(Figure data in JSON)
----
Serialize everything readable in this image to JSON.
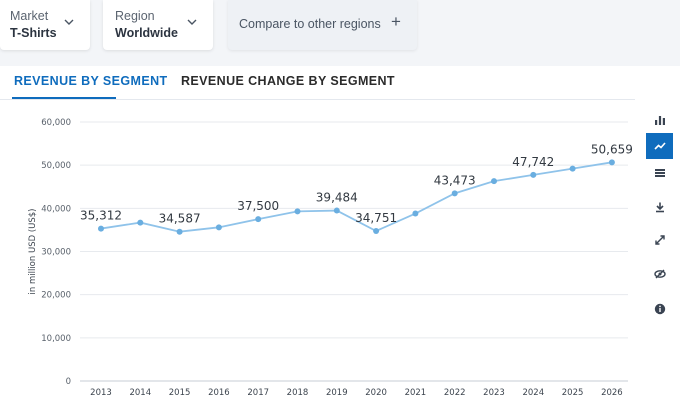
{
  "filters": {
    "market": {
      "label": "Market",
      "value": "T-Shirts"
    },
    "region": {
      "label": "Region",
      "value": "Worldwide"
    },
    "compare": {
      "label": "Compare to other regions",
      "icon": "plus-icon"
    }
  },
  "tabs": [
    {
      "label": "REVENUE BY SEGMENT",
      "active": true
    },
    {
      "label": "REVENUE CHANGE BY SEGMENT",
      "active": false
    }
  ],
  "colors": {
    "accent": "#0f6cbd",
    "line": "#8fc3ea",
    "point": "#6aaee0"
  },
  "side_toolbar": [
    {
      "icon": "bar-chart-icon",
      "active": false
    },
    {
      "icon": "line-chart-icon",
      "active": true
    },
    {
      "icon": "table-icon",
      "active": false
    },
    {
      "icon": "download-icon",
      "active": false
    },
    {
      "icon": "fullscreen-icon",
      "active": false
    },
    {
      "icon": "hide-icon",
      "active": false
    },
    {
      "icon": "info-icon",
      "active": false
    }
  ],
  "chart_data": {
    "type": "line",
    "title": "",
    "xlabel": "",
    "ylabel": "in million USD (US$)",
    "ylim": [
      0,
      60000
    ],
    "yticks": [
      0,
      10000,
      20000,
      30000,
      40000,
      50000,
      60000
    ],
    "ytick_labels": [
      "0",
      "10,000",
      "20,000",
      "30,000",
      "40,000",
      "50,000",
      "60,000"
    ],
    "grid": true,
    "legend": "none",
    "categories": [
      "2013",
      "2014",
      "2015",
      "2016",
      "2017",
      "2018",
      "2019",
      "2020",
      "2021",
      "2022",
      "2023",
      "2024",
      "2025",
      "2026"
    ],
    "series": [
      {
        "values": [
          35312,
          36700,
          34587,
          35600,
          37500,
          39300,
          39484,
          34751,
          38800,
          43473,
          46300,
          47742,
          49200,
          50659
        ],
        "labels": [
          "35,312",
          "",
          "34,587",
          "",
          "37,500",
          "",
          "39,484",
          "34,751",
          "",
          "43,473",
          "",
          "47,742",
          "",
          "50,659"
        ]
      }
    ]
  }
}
----
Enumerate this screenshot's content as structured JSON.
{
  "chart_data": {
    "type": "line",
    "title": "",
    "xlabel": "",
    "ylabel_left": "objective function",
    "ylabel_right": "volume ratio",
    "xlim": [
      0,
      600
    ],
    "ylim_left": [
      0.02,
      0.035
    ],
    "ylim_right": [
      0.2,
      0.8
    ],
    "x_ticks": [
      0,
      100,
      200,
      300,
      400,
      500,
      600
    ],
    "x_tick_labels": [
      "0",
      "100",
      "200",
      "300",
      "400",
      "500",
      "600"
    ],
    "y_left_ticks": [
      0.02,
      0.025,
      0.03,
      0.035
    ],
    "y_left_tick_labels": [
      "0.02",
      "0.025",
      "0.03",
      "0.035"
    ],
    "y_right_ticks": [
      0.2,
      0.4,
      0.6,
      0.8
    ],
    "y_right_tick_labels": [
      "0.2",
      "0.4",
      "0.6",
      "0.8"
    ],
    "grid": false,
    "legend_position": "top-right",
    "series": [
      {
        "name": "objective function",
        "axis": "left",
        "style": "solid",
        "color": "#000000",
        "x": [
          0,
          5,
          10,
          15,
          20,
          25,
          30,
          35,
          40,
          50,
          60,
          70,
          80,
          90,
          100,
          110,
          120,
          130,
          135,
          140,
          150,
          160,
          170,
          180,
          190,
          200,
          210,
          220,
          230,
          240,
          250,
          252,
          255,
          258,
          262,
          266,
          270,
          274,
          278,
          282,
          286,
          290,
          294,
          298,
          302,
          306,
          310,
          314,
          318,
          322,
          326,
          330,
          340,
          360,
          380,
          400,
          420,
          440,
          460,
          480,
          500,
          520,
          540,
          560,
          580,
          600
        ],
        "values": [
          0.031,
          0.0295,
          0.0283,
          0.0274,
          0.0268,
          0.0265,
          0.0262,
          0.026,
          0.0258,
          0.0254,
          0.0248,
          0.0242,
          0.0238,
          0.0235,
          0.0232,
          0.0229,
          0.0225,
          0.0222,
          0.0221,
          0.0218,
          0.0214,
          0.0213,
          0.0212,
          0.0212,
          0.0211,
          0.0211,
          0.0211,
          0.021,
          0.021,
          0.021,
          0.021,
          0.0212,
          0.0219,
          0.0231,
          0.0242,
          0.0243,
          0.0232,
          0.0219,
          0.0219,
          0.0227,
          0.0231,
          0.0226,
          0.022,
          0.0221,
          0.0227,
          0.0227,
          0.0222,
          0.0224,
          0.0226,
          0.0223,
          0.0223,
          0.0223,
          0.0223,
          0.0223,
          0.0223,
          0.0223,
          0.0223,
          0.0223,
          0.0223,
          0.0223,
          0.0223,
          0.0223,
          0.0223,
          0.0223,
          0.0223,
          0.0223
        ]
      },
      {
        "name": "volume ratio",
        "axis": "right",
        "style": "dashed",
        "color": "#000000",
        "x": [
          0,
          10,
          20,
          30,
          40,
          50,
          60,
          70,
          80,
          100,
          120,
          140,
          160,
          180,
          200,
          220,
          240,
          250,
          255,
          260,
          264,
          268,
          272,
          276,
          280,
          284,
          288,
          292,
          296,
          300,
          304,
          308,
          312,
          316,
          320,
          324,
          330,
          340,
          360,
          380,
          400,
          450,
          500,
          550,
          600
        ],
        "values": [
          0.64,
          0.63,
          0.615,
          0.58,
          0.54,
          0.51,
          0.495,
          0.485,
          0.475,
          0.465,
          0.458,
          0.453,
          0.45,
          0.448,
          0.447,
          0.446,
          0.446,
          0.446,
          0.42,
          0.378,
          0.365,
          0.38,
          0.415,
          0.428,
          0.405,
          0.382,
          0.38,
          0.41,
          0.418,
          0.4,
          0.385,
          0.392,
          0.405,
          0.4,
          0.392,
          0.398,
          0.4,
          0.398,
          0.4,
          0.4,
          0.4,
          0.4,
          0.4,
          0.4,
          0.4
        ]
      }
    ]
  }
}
----
Work to be completed –
For the records above, state how many lines include the string "ratio", giving the number and nothing else.

Solution to the exercise –
2